Home Assistant High Availability

So, you’ve gone down the rabbit hole of home automation. You’ve been getting deeper and deeper into Home Assistant and its ecosystem. You are configuring new IoT devices and integrations with reckless abandon to automate away problems that you never knew you had. Maybe you installed Home Assistant on an old gaming PC? Or perhaps something like an Intel NUC, or a Raspberry Pi? You’re blissfully unaware of how much you’re now relying on your preciously configured Home Assistant instance. Then it finally happens. Hardware eventually fails, maybe a kernel panic happens. Or, you just take the old gaming PC offline for some updates that didn’t go as planned.

Suddenly it hits you. Your home is no longer fully functional. You can’t set any scenes for your lighting. Your scripts and automation are no longer active. Your space heater’s virtual thermostat is unavailable. You realize you’re unable to arm your security system overnight. Your kids have left the back door open, you didn’t get an alert about it, and now there are 10 neighborhood cats in your kitchen meowing for food. You’ve reached a point where downtime isn’t just inconvenient, it’s downright unacceptable. Home Assistant is now a critically important part of your home.

Read on for an open source solution that provides a way to:

  • Replicate Home Assistant’s data in real time to another instance that’s always ready to take over.
  • Automatically (and manually) control when and where Home Assistant can run in your cluster.
  • Minimize downtime and keep Home Assistant running, even during system updates.

It’s fairly straightforward to integrate Home Assistant into the traditional open source high availability software stack. This stack consists of the following main components:

  • DRBD® – Replicates any block device over the network in real time between two or more nodes. DRBD essentially functions as a “network RAID 1” block device without the need to rely on expensive shared storage solutions such as a SAN.
  • Pacemaker – The cluster resource manager (CRM). Controls when and where cluster resources such as DRBD resources, mounted file systems, virtual IP addresses, Home Assistant, among others can actively run.
  • Corosync – The communication layer used by Pacemaker. Cluster membership and network settings are defined in /etc/corosync/corosync.conf.

WHAT YOU NEED TO DO →
1/ Answer from the Home Assistant high availability article:
(a) How many neighborhood cats end up in the kitchen?
(b) Which component does Pacemaker use as its communication layer?
(c) What kind of storage does DRBD make unnecessary?
2/ Carry on writing the Home Assistant high availability article after its last line.
The records play no part here.

DATASET →
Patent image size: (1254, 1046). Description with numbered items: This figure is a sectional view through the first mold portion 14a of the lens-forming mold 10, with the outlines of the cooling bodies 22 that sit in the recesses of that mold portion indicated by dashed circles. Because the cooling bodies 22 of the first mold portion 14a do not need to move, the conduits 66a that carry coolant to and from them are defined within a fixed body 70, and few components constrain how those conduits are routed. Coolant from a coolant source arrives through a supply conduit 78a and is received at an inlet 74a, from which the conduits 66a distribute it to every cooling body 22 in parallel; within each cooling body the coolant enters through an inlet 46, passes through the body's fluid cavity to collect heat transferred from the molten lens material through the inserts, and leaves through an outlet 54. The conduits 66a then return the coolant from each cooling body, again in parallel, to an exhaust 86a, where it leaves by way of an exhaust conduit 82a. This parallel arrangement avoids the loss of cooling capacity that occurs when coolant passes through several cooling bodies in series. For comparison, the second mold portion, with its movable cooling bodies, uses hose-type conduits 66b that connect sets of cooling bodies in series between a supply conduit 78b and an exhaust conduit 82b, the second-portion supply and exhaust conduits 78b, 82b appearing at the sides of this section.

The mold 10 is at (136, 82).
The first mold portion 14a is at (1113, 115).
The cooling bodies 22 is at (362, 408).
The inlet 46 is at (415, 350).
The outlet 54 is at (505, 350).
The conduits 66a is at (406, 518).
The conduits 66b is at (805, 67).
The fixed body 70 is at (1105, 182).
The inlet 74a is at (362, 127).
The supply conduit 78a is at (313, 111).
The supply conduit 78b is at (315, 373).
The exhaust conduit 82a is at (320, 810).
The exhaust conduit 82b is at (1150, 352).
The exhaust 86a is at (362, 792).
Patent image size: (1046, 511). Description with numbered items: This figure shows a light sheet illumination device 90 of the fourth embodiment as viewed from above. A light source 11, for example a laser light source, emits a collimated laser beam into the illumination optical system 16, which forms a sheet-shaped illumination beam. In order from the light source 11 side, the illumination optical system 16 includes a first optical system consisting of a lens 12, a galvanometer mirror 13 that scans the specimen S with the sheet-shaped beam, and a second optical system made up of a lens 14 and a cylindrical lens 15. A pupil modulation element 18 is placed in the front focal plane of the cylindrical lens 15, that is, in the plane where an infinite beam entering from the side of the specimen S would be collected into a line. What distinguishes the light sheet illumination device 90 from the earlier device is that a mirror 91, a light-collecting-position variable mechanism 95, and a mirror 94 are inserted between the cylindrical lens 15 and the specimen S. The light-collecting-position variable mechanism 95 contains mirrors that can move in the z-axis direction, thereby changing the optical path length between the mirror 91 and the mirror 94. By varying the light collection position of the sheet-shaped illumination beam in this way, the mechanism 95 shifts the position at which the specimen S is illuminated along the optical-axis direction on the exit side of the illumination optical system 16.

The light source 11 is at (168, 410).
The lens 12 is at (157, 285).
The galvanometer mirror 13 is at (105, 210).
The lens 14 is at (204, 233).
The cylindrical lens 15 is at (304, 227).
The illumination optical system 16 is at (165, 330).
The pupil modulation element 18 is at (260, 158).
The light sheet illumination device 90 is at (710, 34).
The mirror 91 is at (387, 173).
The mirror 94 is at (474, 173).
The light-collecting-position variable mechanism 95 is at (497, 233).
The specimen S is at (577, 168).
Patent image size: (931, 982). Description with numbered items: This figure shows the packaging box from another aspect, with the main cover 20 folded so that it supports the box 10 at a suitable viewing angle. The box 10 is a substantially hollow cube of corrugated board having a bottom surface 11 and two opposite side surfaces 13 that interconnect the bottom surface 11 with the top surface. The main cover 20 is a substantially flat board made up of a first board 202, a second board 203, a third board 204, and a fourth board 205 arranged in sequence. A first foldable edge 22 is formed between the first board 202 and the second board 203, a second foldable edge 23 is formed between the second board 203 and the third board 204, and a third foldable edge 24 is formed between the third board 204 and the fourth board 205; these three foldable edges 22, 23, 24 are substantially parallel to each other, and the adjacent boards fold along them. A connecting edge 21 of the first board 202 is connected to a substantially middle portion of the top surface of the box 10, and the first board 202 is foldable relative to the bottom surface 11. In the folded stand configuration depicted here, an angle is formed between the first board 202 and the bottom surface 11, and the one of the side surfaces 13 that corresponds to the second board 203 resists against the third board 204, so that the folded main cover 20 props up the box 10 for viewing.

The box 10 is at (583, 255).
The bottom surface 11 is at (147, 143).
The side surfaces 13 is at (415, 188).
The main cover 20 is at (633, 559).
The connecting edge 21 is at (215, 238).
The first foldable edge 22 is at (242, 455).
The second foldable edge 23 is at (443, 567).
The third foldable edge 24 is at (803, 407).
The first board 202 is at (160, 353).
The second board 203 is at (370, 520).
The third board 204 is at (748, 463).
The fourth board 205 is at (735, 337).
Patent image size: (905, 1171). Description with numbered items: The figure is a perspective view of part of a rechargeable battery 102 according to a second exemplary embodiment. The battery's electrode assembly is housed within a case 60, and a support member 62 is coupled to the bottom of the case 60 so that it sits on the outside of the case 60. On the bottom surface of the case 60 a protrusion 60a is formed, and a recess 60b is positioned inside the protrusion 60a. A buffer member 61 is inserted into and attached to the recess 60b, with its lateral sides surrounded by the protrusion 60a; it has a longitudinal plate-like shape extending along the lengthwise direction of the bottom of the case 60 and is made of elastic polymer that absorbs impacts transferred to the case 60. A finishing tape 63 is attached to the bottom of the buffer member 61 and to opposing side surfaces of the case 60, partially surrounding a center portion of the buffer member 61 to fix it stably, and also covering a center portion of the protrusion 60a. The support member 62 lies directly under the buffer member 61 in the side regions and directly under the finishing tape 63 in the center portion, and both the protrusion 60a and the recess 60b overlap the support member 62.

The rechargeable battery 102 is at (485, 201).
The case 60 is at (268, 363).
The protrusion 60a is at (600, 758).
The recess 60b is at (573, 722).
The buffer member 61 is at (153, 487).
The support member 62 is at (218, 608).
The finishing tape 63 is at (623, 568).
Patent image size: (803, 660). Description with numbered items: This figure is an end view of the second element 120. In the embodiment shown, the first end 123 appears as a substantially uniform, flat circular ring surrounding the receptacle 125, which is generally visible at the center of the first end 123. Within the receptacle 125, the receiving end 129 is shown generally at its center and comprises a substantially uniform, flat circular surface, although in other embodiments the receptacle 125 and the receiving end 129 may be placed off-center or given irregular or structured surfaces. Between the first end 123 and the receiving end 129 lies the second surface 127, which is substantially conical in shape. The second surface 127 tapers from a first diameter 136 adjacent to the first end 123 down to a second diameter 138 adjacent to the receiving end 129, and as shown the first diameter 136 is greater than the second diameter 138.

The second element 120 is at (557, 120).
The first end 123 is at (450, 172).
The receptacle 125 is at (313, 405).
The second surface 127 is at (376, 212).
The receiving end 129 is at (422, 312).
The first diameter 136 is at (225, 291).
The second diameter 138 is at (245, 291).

FINAL ANSWERS →
1/
(a) 10.
(b) Corosync.
(c) Expensive shared storage solutions such as a SAN.

2/
  • Docker – Home Assistant can easily be deployed as a container using Docker (controlled by Pacemaker in this blog post).

Configuration

There are multiple ways to deploy Home Assistant. The Home Assistant Container method is used here. The cluster nodes used in this blog post have the following configuration:

NodeIP AddressDRBD Backing DiskReplicated File SystemOperating System
ha-0192.168.222.30/dev/sdb/mnt/home-assistantUbuntu 22.04 LTS
ha-1192.168.222.31/dev/sdb/mnt/home-assistantUbuntu 22.04 LTS

❗ IMPORTANT: The file system can only be actively mounted on one node at a time.

📝 NOTE: The backing disk can be any block device available on the nodes. It can be a logical volume created using LVM, a ZFS volume, a RAID array, or an entire physical or virtual block device. This blog post uses an entire physical disk (/dev/sdb). Imagine two inexpensive 240GB SATA SSDs, one in each node being used for replicating Home Assistant’s persistent storage in real time.

The virtual IP address used to access Home Assistant is 192.168.222.10. Any devices and integrations should be configured to use the virtual IP address. When Home Assistant is running (on either node) it will be accessible at http://192.168.222.10:8123/.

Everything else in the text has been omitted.